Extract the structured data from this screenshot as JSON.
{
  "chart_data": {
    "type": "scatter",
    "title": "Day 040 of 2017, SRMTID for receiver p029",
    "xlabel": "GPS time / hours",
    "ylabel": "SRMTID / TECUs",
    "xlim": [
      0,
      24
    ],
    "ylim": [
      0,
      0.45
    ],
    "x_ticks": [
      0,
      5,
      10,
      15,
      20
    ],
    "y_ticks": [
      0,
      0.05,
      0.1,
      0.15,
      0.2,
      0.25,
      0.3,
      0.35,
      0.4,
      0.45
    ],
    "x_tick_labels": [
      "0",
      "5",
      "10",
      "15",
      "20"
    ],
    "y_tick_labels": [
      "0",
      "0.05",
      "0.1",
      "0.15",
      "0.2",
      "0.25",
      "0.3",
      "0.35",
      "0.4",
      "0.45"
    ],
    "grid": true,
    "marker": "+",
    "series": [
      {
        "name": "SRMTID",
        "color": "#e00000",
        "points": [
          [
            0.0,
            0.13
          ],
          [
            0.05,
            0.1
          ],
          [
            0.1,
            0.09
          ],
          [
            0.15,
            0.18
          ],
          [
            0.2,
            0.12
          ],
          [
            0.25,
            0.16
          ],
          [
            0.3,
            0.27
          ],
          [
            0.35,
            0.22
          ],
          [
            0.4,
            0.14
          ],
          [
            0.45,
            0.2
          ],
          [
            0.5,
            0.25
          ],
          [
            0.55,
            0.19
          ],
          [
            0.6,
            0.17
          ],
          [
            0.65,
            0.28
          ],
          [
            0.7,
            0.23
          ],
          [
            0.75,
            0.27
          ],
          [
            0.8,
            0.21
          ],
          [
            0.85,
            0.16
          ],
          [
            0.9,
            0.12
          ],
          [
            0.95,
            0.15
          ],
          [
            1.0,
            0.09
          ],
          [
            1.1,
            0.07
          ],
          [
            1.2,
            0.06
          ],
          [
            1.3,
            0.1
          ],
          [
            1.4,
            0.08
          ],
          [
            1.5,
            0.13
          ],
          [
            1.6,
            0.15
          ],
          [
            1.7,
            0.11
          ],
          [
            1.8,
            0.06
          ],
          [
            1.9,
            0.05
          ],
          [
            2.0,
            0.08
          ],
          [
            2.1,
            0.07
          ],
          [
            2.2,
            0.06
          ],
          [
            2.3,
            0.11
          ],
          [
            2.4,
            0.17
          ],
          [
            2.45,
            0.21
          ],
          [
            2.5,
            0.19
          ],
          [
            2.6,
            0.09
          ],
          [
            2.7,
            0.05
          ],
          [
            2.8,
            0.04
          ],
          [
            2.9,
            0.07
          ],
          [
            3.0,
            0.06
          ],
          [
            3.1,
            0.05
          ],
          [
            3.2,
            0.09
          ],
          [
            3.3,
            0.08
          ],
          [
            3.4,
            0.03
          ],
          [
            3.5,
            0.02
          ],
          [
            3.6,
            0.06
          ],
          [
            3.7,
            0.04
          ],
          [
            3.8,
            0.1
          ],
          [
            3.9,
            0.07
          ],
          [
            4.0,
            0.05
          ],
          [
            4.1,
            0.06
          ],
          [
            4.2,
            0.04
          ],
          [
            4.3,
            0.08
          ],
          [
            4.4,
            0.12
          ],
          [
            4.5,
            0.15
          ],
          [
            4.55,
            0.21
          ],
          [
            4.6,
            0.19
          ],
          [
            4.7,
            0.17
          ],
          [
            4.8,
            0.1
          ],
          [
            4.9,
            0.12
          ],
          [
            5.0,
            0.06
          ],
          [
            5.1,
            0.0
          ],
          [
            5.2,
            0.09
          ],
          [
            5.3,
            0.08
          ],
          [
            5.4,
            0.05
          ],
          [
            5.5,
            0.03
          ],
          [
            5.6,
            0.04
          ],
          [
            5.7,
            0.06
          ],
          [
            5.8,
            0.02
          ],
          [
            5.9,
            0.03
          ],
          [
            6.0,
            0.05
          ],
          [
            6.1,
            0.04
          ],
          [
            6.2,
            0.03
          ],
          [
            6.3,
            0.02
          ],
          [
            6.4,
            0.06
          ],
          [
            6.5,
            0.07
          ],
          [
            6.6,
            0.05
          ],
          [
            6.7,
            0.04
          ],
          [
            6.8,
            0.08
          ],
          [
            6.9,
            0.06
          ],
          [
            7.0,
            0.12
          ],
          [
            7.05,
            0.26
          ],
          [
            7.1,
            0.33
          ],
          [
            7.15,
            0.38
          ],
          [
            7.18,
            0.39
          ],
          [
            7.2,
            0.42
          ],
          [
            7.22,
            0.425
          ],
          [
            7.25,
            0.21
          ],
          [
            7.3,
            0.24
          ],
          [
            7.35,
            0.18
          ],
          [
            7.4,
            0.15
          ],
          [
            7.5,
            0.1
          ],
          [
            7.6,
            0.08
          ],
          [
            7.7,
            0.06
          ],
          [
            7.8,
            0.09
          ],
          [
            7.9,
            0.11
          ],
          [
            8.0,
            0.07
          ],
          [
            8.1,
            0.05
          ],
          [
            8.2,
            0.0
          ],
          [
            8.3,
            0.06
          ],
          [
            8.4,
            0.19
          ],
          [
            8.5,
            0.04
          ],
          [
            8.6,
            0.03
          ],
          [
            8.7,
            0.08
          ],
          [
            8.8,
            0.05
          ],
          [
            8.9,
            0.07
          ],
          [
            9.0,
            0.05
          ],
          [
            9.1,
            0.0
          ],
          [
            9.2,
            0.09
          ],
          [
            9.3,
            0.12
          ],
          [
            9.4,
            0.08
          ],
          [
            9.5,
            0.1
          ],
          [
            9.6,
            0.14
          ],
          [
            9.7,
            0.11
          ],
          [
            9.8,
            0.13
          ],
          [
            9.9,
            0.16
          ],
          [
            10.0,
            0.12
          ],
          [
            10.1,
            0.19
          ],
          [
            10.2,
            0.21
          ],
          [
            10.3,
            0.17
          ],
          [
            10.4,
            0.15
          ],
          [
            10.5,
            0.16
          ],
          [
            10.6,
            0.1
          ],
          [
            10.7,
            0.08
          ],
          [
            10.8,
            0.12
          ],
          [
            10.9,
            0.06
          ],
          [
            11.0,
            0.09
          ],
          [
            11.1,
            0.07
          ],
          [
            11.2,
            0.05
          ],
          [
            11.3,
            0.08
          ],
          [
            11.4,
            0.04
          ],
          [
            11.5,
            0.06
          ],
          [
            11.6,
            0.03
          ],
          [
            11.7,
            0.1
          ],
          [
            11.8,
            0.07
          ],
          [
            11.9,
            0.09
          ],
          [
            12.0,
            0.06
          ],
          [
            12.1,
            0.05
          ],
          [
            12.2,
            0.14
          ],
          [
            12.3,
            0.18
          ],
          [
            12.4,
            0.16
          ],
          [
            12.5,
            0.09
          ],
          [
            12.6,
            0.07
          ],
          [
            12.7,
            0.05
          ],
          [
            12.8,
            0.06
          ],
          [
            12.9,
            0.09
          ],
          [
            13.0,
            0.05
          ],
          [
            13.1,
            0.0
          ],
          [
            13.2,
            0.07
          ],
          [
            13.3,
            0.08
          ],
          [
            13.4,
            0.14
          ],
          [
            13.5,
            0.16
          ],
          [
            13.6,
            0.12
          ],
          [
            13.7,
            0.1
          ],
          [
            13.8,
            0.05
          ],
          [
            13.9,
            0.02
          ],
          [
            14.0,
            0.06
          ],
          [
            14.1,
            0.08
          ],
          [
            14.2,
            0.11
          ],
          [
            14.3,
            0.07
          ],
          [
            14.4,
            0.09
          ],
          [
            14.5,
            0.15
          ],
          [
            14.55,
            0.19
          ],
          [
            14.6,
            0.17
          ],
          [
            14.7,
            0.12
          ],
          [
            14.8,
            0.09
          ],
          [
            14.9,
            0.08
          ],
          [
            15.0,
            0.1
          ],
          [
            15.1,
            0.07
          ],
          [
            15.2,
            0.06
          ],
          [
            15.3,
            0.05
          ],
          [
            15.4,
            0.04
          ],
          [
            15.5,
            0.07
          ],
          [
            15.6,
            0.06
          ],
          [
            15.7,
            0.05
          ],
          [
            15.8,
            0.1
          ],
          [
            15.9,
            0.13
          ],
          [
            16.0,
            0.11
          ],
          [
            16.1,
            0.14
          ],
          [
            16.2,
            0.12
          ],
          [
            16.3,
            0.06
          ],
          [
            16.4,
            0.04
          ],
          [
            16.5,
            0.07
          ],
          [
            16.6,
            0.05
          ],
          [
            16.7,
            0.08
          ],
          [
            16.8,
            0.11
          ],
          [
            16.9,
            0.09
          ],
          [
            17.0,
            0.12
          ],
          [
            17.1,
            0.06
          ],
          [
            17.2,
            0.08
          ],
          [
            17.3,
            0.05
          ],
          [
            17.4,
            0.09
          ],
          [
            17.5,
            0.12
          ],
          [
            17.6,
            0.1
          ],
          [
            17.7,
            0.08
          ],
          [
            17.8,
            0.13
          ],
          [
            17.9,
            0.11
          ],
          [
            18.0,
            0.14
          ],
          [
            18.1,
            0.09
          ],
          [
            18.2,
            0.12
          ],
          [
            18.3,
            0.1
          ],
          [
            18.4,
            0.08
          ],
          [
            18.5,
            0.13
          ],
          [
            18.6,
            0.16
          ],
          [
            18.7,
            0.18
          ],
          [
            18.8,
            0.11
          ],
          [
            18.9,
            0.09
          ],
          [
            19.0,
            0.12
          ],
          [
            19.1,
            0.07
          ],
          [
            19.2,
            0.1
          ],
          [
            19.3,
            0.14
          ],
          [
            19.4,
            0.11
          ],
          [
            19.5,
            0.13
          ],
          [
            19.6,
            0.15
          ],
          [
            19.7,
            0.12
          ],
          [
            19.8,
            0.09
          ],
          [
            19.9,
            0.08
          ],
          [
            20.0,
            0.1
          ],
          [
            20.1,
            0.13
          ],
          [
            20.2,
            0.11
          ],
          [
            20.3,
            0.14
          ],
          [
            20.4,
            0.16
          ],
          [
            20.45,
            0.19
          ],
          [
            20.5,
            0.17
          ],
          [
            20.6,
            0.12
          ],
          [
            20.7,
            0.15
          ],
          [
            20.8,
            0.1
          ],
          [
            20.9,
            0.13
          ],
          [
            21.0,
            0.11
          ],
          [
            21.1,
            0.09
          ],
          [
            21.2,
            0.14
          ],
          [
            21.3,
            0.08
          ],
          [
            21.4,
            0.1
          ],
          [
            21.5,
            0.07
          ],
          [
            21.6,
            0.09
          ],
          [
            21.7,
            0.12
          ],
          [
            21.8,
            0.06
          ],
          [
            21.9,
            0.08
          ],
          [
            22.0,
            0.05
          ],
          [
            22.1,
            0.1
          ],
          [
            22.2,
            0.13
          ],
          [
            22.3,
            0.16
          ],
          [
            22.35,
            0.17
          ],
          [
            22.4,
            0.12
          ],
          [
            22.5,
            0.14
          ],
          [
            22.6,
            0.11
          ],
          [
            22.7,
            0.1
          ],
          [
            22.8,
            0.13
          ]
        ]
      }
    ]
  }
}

◆ WRITTEN TASK ◆
Give nothing but the number of lines containing the string "SRMTID".

◆ SOLUTION FOR THIS TASK ◆
3